Go through the records and report each line holding the string "from".
=== Records supplied ===
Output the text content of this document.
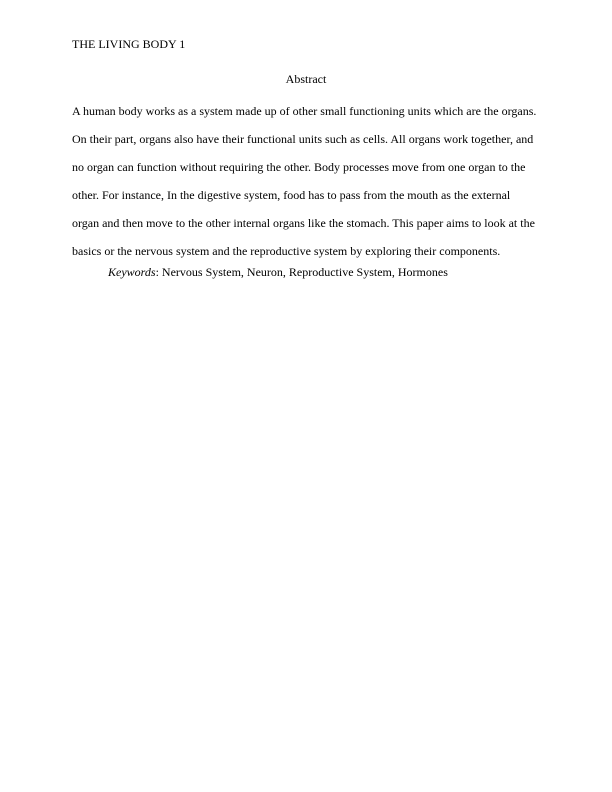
THE LIVING BODY 1
Abstract
A human body works as a system made up of other small functioning units which are the organs.
On their part, organs also have their functional units such as cells. All organs work together, and
no organ can function without requiring the other. Body processes move from one organ to the
other. For instance, In the digestive system, food has to pass from the mouth as the external
organ and then move to the other internal organs like the stomach. This paper aims to look at the
basics or the nervous system and the reproductive system by exploring their components.
Keywords: Nervous System, Neuron, Reproductive System, Hormones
===
### Your solution
no organ can function without requiring the other. Body processes move from one organ to the
other. For instance, In the digestive system, food has to pass from the mouth as the external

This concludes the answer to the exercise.